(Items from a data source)
------------

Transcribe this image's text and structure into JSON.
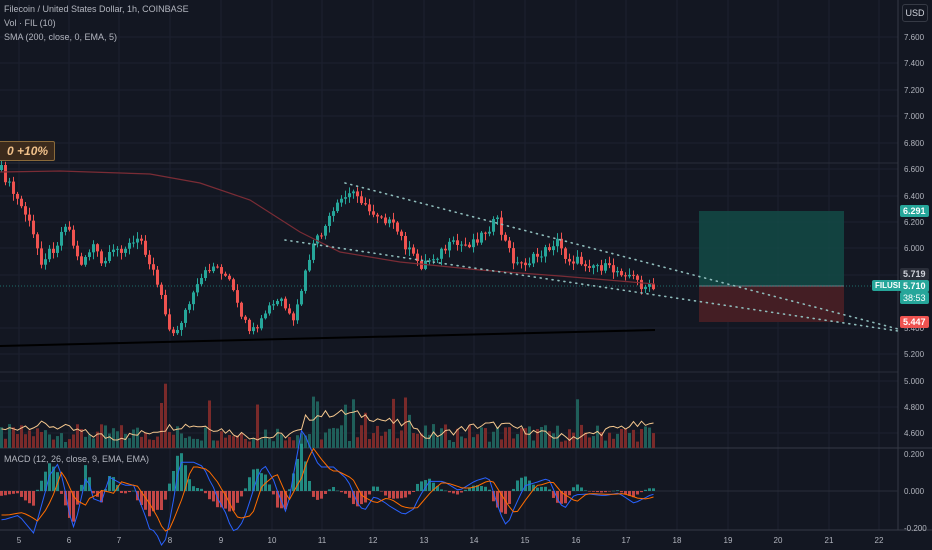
{
  "header": {
    "title": "Filecoin / United States Dollar, 1h, COINBASE",
    "vol_label": "Vol · FIL (10)",
    "sma_label": "SMA (200, close, 0, EMA, 5)",
    "macd_label": "MACD (12, 26, close, 9, EMA, EMA)"
  },
  "promo_label": "0 +10%",
  "currency_button": "USD",
  "price_axis": {
    "labels": [
      "7.600",
      "7.400",
      "7.200",
      "7.000",
      "6.800",
      "6.600",
      "6.400",
      "6.200",
      "6.000",
      "5.800",
      "5.400",
      "5.200",
      "5.000",
      "4.800",
      "4.600"
    ]
  },
  "macd_axis": {
    "labels": [
      "0.200",
      "0.000",
      "-0.200"
    ]
  },
  "time_axis": {
    "labels": [
      "5",
      "6",
      "7",
      "8",
      "9",
      "10",
      "11",
      "12",
      "13",
      "14",
      "15",
      "16",
      "17",
      "18",
      "19",
      "20",
      "21",
      "22"
    ]
  },
  "badges": {
    "target": "6.291",
    "entry": "5.719",
    "symbol": "FILUSD",
    "last_price": "5.710",
    "countdown": "38:53",
    "stop": "5.447"
  },
  "colors": {
    "up": "#26a69a",
    "down": "#ef5350",
    "background": "#131722",
    "target_zone": "#134a45",
    "stop_zone": "#4a1f25"
  },
  "chart_data": {
    "type": "candlestick",
    "symbol": "FILUSD",
    "interval": "1h",
    "exchange": "COINBASE",
    "x_range": [
      "5",
      "22"
    ],
    "y_range": [
      4.5,
      7.7
    ],
    "sma_200_range": [
      5.3,
      6.56
    ],
    "position": {
      "target": 6.291,
      "entry": 5.719,
      "stop": 5.447
    },
    "last_price": 5.71
  }
}
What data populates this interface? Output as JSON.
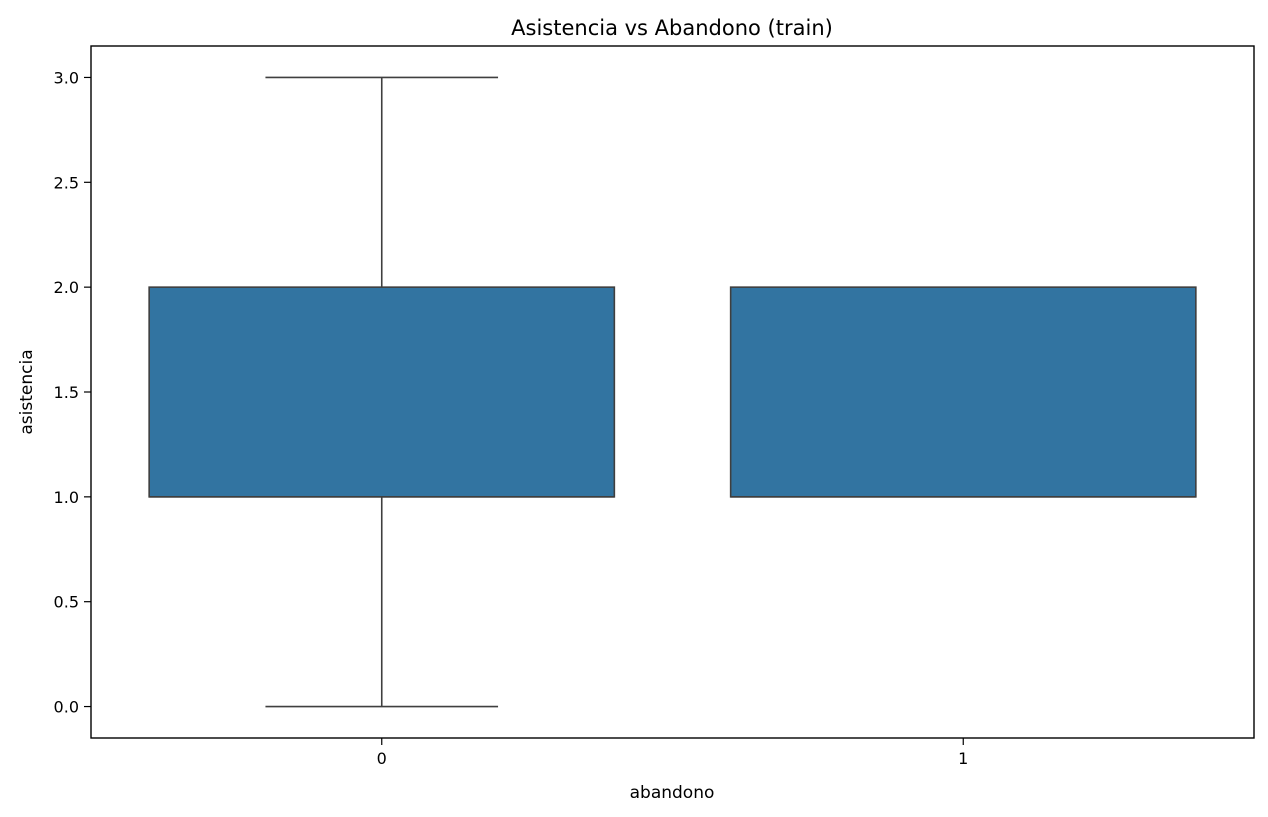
{
  "chart_data": {
    "type": "box",
    "title": "Asistencia vs Abandono (train)",
    "xlabel": "abandono",
    "ylabel": "asistencia",
    "categories": [
      "0",
      "1"
    ],
    "ylim": [
      -0.15,
      3.15
    ],
    "yticks": [
      0.0,
      0.5,
      1.0,
      1.5,
      2.0,
      2.5,
      3.0
    ],
    "ytick_labels": [
      "0.0",
      "0.5",
      "1.0",
      "1.5",
      "2.0",
      "2.5",
      "3.0"
    ],
    "grid": false,
    "legend": "none",
    "boxes": [
      {
        "category": "0",
        "whisker_low": 0.0,
        "q1": 1.0,
        "median": 1.0,
        "q3": 2.0,
        "whisker_high": 3.0
      },
      {
        "category": "1",
        "whisker_low": 1.0,
        "q1": 1.0,
        "median": 1.0,
        "q3": 2.0,
        "whisker_high": 2.0
      }
    ],
    "colors": {
      "box_fill": "#3274a1",
      "box_edge": "#3f3f3f",
      "axes": "#000000"
    }
  }
}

------------

● **REQUIREMENT**:
The records above are to be reproduced exactly; the pictures are to be left out.

● **TASK ANSWER**:
Transcribe this image's text and structure into JSON.
{
  "header": {
    "title": "Filecoin / United States Dollar, 1h, COINBASE",
    "vol_label": "Vol · FIL (10)",
    "sma_label": "SMA (200, close, 0, EMA, 5)",
    "macd_label": "MACD (12, 26, close, 9, EMA, EMA)"
  },
  "promo_label": "0 +10%",
  "currency_button": "USD",
  "price_axis": {
    "labels": [
      "7.600",
      "7.400",
      "7.200",
      "7.000",
      "6.800",
      "6.600",
      "6.400",
      "6.200",
      "6.000",
      "5.800",
      "5.400",
      "5.200",
      "5.000",
      "4.800",
      "4.600"
    ]
  },
  "macd_axis": {
    "labels": [
      "0.200",
      "0.000",
      "-0.200"
    ]
  },
  "time_axis": {
    "labels": [
      "5",
      "6",
      "7",
      "8",
      "9",
      "10",
      "11",
      "12",
      "13",
      "14",
      "15",
      "16",
      "17",
      "18",
      "19",
      "20",
      "21",
      "22"
    ]
  },
  "badges": {
    "target": "6.291",
    "entry": "5.719",
    "symbol": "FILUSD",
    "last_price": "5.710",
    "countdown": "38:53",
    "stop": "5.447"
  },
  "colors": {
    "up": "#26a69a",
    "down": "#ef5350",
    "background": "#131722",
    "target_zone": "#134a45",
    "stop_zone": "#4a1f25"
  },
  "chart_data": {
    "type": "candlestick",
    "symbol": "FILUSD",
    "interval": "1h",
    "exchange": "COINBASE",
    "x_range": [
      "5",
      "22"
    ],
    "y_range": [
      4.5,
      7.7
    ],
    "sma_200_range": [
      5.3,
      6.56
    ],
    "position": {
      "target": 6.291,
      "entry": 5.719,
      "stop": 5.447
    },
    "last_price": 5.71
  }
}
What data populates this interface? Output as JSON.
{
  "chart_data": {
    "type": "box",
    "title": "Asistencia vs Abandono (train)",
    "xlabel": "abandono",
    "ylabel": "asistencia",
    "categories": [
      "0",
      "1"
    ],
    "ylim": [
      -0.15,
      3.15
    ],
    "yticks": [
      0.0,
      0.5,
      1.0,
      1.5,
      2.0,
      2.5,
      3.0
    ],
    "ytick_labels": [
      "0.0",
      "0.5",
      "1.0",
      "1.5",
      "2.0",
      "2.5",
      "3.0"
    ],
    "grid": false,
    "legend": "none",
    "boxes": [
      {
        "category": "0",
        "whisker_low": 0.0,
        "q1": 1.0,
        "median": 1.0,
        "q3": 2.0,
        "whisker_high": 3.0
      },
      {
        "category": "1",
        "whisker_low": 1.0,
        "q1": 1.0,
        "median": 1.0,
        "q3": 2.0,
        "whisker_high": 2.0
      }
    ],
    "colors": {
      "box_fill": "#3274a1",
      "box_edge": "#3f3f3f",
      "axes": "#000000"
    }
  }
}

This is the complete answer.